_Aim of the task_. Every record should be written out exactly, with the pictures left out.

_Dataset excerpts_.
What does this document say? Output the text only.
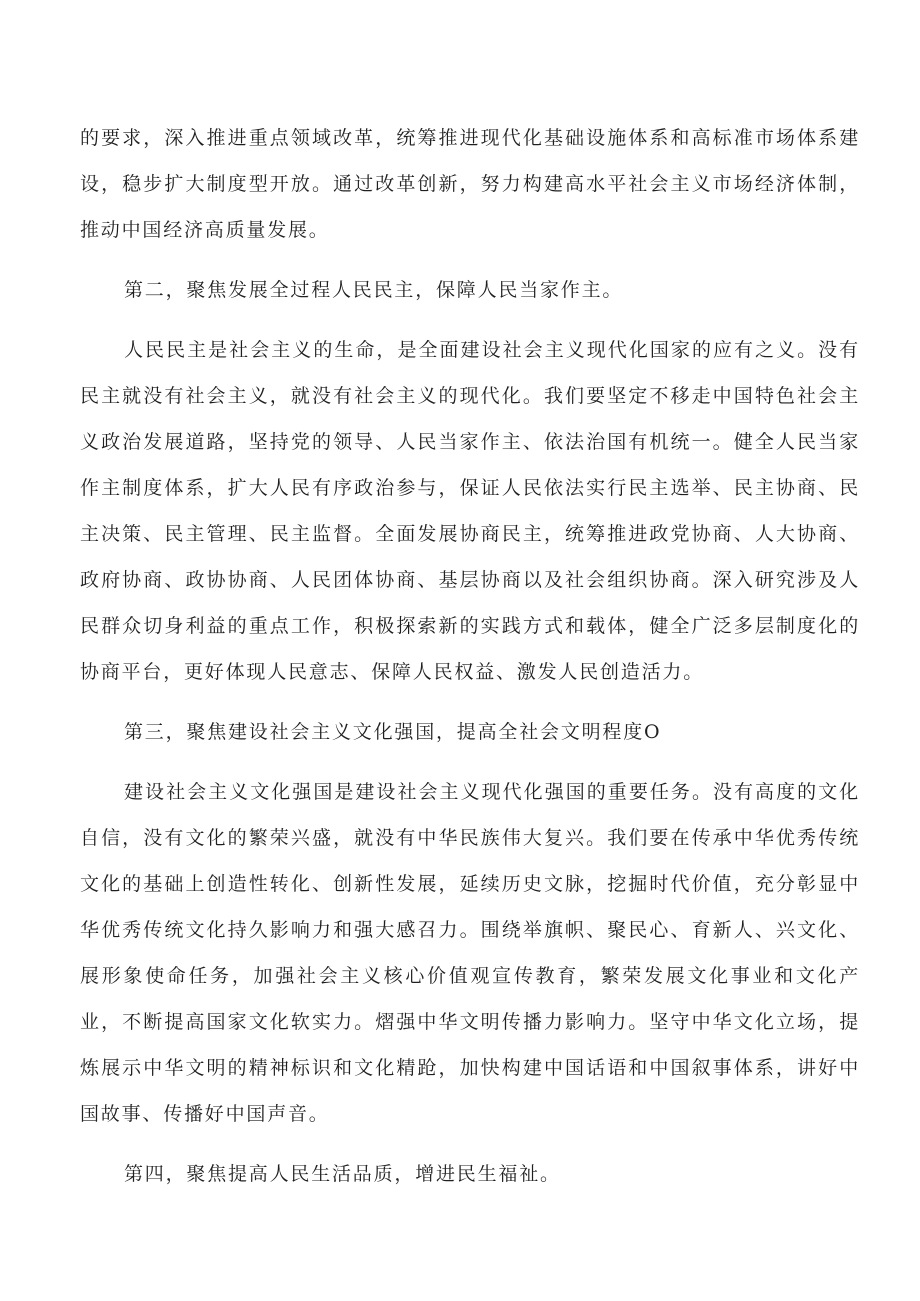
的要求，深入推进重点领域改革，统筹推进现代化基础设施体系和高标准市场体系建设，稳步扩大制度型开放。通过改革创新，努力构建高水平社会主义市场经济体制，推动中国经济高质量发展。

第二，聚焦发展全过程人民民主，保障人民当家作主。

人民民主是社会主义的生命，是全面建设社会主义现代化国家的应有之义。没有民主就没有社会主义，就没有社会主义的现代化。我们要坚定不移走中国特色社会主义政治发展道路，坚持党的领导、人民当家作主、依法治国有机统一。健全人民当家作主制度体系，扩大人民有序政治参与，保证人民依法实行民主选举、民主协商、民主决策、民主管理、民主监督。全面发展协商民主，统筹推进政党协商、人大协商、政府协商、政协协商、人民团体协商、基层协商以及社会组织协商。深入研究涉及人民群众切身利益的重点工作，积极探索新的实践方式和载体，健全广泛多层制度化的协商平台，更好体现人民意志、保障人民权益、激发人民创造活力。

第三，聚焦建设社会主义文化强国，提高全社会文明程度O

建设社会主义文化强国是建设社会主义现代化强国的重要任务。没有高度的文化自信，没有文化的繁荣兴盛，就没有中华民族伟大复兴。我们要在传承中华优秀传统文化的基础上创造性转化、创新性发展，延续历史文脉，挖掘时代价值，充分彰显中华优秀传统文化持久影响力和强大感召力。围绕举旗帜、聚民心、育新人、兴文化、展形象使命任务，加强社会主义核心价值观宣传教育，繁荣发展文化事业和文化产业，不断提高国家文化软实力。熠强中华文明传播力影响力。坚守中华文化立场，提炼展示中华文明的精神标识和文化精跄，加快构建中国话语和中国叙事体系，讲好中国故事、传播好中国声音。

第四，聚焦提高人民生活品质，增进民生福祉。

_Exercise solution_.
What does this document say? Output the text only.
的要求，深入推进重点领域改革，统筹推进现代化基础设施体系和高标准市场体系建设，稳步扩大制度型开放。通过改革创新，努力构建高水平社会主义市场经济体制，推动中国经济高质量发展。

第二，聚焦发展全过程人民民主，保障人民当家作主。

人民民主是社会主义的生命，是全面建设社会主义现代化国家的应有之义。没有民主就没有社会主义，就没有社会主义的现代化。我们要坚定不移走中国特色社会主义政治发展道路，坚持党的领导、人民当家作主、依法治国有机统一。健全人民当家作主制度体系，扩大人民有序政治参与，保证人民依法实行民主选举、民主协商、民主决策、民主管理、民主监督。全面发展协商民主，统筹推进政党协商、人大协商、政府协商、政协协商、人民团体协商、基层协商以及社会组织协商。深入研究涉及人民群众切身利益的重点工作，积极探索新的实践方式和载体，健全广泛多层制度化的协商平台，更好体现人民意志、保障人民权益、激发人民创造活力。

第三，聚焦建设社会主义文化强国，提高全社会文明程度O

建设社会主义文化强国是建设社会主义现代化强国的重要任务。没有高度的文化自信，没有文化的繁荣兴盛，就没有中华民族伟大复兴。我们要在传承中华优秀传统文化的基础上创造性转化、创新性发展，延续历史文脉，挖掘时代价值，充分彰显中华优秀传统文化持久影响力和强大感召力。围绕举旗帜、聚民心、育新人、兴文化、展形象使命任务，加强社会主义核心价值观宣传教育，繁荣发展文化事业和文化产业，不断提高国家文化软实力。熠强中华文明传播力影响力。坚守中华文化立场，提炼展示中华文明的精神标识和文化精跄，加快构建中国话语和中国叙事体系，讲好中国故事、传播好中国声音。

第四，聚焦提高人民生活品质，增进民生福祉。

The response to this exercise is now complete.